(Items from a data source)
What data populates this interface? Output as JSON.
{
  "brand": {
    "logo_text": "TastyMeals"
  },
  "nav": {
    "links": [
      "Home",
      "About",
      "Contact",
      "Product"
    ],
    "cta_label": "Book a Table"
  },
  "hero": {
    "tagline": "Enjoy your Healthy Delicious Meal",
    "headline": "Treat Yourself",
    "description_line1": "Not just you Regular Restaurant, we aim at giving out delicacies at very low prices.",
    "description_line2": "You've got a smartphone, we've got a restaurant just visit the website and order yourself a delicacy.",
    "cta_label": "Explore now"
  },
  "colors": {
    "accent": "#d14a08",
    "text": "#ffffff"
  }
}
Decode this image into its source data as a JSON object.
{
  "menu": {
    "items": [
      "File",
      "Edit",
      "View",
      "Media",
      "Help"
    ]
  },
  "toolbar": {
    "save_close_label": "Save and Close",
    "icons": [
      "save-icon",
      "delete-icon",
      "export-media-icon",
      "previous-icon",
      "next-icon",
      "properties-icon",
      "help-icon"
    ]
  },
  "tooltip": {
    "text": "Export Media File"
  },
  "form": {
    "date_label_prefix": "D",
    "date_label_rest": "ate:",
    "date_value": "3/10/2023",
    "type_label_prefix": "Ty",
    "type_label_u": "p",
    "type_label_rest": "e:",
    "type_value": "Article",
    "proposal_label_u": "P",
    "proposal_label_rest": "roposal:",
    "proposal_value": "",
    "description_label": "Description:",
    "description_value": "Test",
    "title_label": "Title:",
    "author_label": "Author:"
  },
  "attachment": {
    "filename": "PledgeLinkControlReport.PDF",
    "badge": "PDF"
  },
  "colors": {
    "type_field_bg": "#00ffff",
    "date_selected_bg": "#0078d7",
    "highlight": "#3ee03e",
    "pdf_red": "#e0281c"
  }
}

* _Exercise_:
Which lines hold the string "just"? List them all.

* _Expected output_:
    "description_line1": "Not just you Regular Restaurant, we aim at giving out delicacies at very low prices.",
    "description_line2": "You've got a smartphone, we've got a restaurant just visit the website and order yourself a delicacy.",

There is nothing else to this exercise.